Source data
-------------------------
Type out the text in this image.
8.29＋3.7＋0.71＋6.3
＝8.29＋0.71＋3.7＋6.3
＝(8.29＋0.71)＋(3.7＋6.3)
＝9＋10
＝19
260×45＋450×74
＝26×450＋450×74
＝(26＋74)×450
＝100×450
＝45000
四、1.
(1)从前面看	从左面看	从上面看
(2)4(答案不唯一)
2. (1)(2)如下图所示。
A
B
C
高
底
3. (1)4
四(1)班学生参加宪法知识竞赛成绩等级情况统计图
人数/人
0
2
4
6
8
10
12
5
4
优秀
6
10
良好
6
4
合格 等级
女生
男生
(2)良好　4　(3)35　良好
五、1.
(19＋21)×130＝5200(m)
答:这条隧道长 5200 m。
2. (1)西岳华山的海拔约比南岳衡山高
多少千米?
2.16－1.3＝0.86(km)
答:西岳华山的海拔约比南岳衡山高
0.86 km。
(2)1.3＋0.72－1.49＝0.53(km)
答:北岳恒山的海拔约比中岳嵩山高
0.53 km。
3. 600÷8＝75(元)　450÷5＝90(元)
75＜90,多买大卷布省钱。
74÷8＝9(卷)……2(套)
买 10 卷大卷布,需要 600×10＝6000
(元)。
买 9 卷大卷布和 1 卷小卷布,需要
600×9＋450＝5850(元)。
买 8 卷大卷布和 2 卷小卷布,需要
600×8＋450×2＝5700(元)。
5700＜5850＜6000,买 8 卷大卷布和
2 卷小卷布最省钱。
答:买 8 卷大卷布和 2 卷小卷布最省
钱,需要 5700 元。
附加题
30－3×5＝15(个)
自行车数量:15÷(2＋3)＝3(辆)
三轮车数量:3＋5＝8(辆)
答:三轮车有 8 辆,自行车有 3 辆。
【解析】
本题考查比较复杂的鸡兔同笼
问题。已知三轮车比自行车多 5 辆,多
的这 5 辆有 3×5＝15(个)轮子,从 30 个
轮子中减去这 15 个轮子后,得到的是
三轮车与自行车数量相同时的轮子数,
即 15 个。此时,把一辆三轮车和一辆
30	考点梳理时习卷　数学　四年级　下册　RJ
-------------------------
## Goal of the exercise:
Your task is to reproduce the whole listing exactly.

## The output:
Type out the text in this image.
8.29＋3.7＋0.71＋6.3
＝8.29＋0.71＋3.7＋6.3
＝(8.29＋0.71)＋(3.7＋6.3)
＝9＋10
＝19
260×45＋450×74
＝26×450＋450×74
＝(26＋74)×450
＝100×450
＝45000
四、1.
(1)从前面看	从左面看	从上面看
(2)4(答案不唯一)
2. (1)(2)如下图所示。
A
B
C
高
底
3. (1)4
四(1)班学生参加宪法知识竞赛成绩等级情况统计图
人数/人
0
2
4
6
8
10
12
5
4
优秀
6
10
良好
6
4
合格 等级
女生
男生
(2)良好　4　(3)35　良好
五、1.
(19＋21)×130＝5200(m)
答:这条隧道长 5200 m。
2. (1)西岳华山的海拔约比南岳衡山高
多少千米?
2.16－1.3＝0.86(km)
答:西岳华山的海拔约比南岳衡山高
0.86 km。
(2)1.3＋0.72－1.49＝0.53(km)
答:北岳恒山的海拔约比中岳嵩山高
0.53 km。
3. 600÷8＝75(元)　450÷5＝90(元)
75＜90,多买大卷布省钱。
74÷8＝9(卷)……2(套)
买 10 卷大卷布,需要 600×10＝6000
(元)。
买 9 卷大卷布和 1 卷小卷布,需要
600×9＋450＝5850(元)。
买 8 卷大卷布和 2 卷小卷布,需要
600×8＋450×2＝5700(元)。
5700＜5850＜6000,买 8 卷大卷布和
2 卷小卷布最省钱。
答:买 8 卷大卷布和 2 卷小卷布最省
钱,需要 5700 元。
附加题
30－3×5＝15(个)
自行车数量:15÷(2＋3)＝3(辆)
三轮车数量:3＋5＝8(辆)
答:三轮车有 8 辆,自行车有 3 辆。
【解析】
本题考查比较复杂的鸡兔同笼
问题。已知三轮车比自行车多 5 辆,多
的这 5 辆有 3×5＝15(个)轮子,从 30 个
轮子中减去这 15 个轮子后,得到的是
三轮车与自行车数量相同时的轮子数,
即 15 个。此时,把一辆三轮车和一辆
30	考点梳理时习卷　数学　四年级　下册　RJ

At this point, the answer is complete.